Dataset entries:
*-*-*
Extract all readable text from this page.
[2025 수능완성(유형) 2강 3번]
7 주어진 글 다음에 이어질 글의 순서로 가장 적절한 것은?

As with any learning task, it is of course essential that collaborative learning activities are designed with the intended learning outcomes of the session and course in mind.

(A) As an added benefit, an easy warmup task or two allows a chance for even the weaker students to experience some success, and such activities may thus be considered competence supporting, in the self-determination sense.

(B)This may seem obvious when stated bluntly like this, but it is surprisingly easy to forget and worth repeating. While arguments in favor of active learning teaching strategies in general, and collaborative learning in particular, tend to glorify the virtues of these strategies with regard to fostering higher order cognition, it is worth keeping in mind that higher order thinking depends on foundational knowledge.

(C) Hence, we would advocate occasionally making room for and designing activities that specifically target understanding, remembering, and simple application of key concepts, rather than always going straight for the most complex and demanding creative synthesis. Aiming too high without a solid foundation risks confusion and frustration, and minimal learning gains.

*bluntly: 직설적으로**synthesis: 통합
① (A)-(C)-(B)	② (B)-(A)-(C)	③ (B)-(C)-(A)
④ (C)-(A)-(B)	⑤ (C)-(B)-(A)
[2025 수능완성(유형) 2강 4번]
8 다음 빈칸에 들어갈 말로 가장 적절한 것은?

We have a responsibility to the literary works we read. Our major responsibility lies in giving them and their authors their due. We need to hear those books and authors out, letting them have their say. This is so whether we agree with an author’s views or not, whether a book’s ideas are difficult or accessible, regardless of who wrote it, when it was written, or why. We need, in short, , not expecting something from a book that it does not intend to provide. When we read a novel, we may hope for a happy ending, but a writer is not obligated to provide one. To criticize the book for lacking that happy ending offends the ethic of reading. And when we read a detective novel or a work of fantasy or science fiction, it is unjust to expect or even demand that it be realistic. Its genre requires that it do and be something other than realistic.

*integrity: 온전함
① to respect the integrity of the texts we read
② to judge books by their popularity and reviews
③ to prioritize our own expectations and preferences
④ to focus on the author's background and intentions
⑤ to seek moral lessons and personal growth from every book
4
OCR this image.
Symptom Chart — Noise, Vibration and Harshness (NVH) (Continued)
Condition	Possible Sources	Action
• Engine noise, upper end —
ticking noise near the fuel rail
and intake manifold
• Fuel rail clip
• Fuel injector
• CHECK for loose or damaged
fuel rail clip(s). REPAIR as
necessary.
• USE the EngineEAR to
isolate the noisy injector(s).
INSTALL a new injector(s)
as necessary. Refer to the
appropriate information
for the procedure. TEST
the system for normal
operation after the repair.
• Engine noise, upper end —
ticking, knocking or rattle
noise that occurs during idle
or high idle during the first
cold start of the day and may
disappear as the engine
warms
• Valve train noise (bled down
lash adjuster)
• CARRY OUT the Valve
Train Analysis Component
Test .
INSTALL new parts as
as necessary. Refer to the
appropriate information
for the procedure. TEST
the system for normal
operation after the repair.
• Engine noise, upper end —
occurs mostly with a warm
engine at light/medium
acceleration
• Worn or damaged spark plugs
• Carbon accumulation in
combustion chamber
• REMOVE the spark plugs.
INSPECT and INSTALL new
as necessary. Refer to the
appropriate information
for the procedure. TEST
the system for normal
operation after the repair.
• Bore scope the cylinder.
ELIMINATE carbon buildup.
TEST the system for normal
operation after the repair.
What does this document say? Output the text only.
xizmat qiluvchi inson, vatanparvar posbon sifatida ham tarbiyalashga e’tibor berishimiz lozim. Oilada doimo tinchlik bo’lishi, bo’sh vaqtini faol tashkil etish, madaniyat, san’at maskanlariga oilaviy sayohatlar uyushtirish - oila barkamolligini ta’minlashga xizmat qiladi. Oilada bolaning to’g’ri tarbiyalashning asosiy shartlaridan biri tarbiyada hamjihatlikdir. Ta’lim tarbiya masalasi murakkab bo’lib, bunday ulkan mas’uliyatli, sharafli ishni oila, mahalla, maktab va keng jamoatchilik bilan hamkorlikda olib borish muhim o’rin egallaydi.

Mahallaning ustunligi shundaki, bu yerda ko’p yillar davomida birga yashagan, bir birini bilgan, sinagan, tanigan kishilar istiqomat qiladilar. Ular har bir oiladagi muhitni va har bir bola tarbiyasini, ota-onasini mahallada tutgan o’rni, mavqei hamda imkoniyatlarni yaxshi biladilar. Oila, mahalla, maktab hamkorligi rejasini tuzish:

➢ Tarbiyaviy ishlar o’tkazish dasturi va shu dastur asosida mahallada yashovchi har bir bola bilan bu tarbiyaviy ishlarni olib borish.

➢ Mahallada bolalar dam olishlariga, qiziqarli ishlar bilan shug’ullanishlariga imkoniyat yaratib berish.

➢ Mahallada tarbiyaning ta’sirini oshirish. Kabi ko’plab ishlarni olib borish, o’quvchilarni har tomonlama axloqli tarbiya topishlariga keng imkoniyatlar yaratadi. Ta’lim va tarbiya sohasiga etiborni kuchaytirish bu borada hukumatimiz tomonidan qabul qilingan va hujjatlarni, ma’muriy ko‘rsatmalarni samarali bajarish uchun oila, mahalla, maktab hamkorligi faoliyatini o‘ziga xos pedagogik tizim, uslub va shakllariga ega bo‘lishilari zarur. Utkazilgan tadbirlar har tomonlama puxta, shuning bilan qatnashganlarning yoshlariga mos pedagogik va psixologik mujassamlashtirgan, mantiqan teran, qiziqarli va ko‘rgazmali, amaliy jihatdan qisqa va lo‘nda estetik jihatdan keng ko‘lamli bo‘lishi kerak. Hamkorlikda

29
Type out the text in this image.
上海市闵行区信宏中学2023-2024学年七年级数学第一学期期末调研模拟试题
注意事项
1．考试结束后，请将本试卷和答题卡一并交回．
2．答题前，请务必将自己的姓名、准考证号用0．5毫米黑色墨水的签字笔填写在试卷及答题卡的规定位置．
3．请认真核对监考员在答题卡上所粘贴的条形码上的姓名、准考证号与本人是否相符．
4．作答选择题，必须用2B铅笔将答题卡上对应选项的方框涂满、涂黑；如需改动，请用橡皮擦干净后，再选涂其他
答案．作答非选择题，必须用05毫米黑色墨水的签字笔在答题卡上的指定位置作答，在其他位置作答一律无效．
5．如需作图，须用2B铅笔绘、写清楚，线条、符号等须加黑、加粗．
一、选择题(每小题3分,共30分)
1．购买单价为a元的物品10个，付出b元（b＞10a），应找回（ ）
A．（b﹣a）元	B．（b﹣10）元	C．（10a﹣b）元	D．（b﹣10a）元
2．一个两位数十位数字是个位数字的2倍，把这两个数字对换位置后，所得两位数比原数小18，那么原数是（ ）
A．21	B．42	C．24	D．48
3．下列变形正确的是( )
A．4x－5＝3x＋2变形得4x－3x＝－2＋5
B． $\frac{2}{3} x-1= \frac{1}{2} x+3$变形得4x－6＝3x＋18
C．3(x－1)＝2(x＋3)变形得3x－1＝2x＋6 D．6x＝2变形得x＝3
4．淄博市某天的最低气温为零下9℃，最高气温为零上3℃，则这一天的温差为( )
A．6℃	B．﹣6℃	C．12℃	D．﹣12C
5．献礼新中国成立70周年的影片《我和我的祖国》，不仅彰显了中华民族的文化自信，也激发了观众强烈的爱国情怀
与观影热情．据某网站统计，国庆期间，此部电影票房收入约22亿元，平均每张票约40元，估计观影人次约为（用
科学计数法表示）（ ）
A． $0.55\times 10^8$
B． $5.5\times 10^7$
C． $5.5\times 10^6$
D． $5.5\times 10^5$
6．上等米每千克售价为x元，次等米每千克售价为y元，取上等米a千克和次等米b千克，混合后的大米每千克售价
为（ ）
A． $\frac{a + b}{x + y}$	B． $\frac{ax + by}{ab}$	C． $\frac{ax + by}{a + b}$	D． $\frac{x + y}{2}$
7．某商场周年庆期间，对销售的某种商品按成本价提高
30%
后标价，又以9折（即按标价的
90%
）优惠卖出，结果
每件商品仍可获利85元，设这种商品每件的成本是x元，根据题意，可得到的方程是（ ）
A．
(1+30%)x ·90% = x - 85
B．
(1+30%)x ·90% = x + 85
*-*-*
Scan the data for the word "ticking" and copy every line where it shows up.

## [Complete response]
ticking noise near the fuel rail
ticking, knocking or rattle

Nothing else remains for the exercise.